Excerpt from a dataset
========
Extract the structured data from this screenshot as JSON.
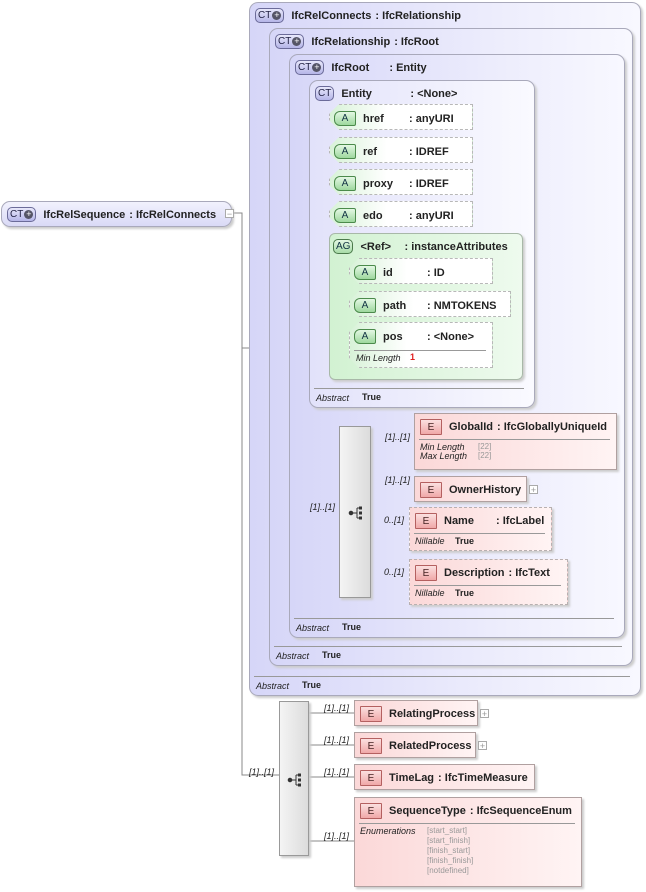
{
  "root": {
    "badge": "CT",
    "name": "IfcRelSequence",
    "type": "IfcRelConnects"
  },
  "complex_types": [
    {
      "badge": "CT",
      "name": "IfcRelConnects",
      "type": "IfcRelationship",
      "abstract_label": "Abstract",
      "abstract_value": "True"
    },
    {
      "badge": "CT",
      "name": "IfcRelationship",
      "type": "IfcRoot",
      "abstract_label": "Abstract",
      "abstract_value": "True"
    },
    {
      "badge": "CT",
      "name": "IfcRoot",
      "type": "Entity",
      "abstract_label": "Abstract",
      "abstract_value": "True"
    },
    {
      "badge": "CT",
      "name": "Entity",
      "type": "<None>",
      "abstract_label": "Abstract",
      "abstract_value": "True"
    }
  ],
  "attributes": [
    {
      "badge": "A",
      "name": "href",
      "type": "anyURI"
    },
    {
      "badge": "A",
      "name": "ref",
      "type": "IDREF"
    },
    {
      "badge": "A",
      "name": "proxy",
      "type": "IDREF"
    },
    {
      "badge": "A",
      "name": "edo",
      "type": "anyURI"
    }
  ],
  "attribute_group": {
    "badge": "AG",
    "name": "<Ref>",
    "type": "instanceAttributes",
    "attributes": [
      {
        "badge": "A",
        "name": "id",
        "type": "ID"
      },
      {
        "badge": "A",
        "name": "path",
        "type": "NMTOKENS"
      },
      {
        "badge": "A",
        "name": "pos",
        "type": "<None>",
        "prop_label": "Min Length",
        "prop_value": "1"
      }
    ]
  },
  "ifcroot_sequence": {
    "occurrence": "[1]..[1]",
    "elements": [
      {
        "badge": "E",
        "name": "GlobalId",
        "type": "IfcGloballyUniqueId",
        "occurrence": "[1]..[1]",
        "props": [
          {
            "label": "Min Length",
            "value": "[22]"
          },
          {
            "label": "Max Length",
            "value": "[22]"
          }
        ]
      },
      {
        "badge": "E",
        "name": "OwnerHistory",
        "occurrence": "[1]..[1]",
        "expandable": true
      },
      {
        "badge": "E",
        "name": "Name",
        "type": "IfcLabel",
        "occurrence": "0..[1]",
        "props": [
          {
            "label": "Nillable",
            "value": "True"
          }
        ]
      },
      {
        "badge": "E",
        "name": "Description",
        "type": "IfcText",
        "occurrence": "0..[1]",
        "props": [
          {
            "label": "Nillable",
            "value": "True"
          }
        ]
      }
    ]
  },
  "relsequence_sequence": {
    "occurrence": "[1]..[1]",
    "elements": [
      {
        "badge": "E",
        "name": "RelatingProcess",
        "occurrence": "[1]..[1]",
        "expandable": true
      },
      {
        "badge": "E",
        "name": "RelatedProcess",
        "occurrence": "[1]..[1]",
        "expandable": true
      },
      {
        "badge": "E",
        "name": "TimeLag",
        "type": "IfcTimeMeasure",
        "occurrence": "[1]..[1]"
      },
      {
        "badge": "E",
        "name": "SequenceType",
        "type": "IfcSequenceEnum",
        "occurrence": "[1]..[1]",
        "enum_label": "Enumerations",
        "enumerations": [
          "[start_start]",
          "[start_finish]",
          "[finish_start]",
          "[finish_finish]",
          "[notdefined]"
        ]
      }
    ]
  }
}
========
A faithful copy of the records above is needed, with the pictures left out.

FULL OUTPUT =
Extract the structured data from this screenshot as JSON.
{
  "root": {
    "badge": "CT",
    "name": "IfcRelSequence",
    "type": "IfcRelConnects"
  },
  "complex_types": [
    {
      "badge": "CT",
      "name": "IfcRelConnects",
      "type": "IfcRelationship",
      "abstract_label": "Abstract",
      "abstract_value": "True"
    },
    {
      "badge": "CT",
      "name": "IfcRelationship",
      "type": "IfcRoot",
      "abstract_label": "Abstract",
      "abstract_value": "True"
    },
    {
      "badge": "CT",
      "name": "IfcRoot",
      "type": "Entity",
      "abstract_label": "Abstract",
      "abstract_value": "True"
    },
    {
      "badge": "CT",
      "name": "Entity",
      "type": "<None>",
      "abstract_label": "Abstract",
      "abstract_value": "True"
    }
  ],
  "attributes": [
    {
      "badge": "A",
      "name": "href",
      "type": "anyURI"
    },
    {
      "badge": "A",
      "name": "ref",
      "type": "IDREF"
    },
    {
      "badge": "A",
      "name": "proxy",
      "type": "IDREF"
    },
    {
      "badge": "A",
      "name": "edo",
      "type": "anyURI"
    }
  ],
  "attribute_group": {
    "badge": "AG",
    "name": "<Ref>",
    "type": "instanceAttributes",
    "attributes": [
      {
        "badge": "A",
        "name": "id",
        "type": "ID"
      },
      {
        "badge": "A",
        "name": "path",
        "type": "NMTOKENS"
      },
      {
        "badge": "A",
        "name": "pos",
        "type": "<None>",
        "prop_label": "Min Length",
        "prop_value": "1"
      }
    ]
  },
  "ifcroot_sequence": {
    "occurrence": "[1]..[1]",
    "elements": [
      {
        "badge": "E",
        "name": "GlobalId",
        "type": "IfcGloballyUniqueId",
        "occurrence": "[1]..[1]",
        "props": [
          {
            "label": "Min Length",
            "value": "[22]"
          },
          {
            "label": "Max Length",
            "value": "[22]"
          }
        ]
      },
      {
        "badge": "E",
        "name": "OwnerHistory",
        "occurrence": "[1]..[1]",
        "expandable": true
      },
      {
        "badge": "E",
        "name": "Name",
        "type": "IfcLabel",
        "occurrence": "0..[1]",
        "props": [
          {
            "label": "Nillable",
            "value": "True"
          }
        ]
      },
      {
        "badge": "E",
        "name": "Description",
        "type": "IfcText",
        "occurrence": "0..[1]",
        "props": [
          {
            "label": "Nillable",
            "value": "True"
          }
        ]
      }
    ]
  },
  "relsequence_sequence": {
    "occurrence": "[1]..[1]",
    "elements": [
      {
        "badge": "E",
        "name": "RelatingProcess",
        "occurrence": "[1]..[1]",
        "expandable": true
      },
      {
        "badge": "E",
        "name": "RelatedProcess",
        "occurrence": "[1]..[1]",
        "expandable": true
      },
      {
        "badge": "E",
        "name": "TimeLag",
        "type": "IfcTimeMeasure",
        "occurrence": "[1]..[1]"
      },
      {
        "badge": "E",
        "name": "SequenceType",
        "type": "IfcSequenceEnum",
        "occurrence": "[1]..[1]",
        "enum_label": "Enumerations",
        "enumerations": [
          "[start_start]",
          "[start_finish]",
          "[finish_start]",
          "[finish_finish]",
          "[notdefined]"
        ]
      }
    ]
  }
}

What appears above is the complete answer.